ENTRIES SUPPLIED ->
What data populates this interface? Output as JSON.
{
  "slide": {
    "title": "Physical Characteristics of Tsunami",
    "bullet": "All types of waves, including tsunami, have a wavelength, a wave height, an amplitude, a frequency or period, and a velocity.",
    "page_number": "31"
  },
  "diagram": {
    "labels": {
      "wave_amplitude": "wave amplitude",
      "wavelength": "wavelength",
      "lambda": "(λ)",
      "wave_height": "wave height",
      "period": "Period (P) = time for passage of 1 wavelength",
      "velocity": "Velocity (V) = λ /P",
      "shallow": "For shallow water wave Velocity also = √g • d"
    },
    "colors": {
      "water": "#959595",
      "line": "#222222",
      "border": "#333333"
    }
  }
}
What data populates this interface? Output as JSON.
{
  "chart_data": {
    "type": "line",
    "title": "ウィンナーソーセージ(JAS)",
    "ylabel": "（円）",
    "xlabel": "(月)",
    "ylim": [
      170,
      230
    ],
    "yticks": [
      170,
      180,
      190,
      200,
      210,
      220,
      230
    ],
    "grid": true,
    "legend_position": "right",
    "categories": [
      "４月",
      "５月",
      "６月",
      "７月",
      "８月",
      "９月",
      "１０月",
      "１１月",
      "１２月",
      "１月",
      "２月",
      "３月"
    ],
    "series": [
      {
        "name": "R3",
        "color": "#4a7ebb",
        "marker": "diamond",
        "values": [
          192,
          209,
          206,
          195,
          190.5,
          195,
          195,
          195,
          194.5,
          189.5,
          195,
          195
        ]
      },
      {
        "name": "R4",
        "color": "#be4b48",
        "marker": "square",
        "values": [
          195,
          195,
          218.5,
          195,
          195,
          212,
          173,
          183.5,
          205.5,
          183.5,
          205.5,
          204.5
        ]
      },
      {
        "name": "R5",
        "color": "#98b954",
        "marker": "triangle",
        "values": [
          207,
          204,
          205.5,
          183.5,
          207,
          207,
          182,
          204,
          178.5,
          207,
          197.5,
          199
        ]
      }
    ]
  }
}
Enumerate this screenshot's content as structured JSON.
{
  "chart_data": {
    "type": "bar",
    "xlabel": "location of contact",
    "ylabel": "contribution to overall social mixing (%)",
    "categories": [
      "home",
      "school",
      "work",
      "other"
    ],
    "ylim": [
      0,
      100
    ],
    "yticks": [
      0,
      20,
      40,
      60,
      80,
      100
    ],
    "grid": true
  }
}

DIRECTION -> For each line above that contains the word "title", copy that line.

RESULT ->
    "title": "Physical Characteristics of Tsunami",
    "title": "ウィンナーソーセージ(JAS)",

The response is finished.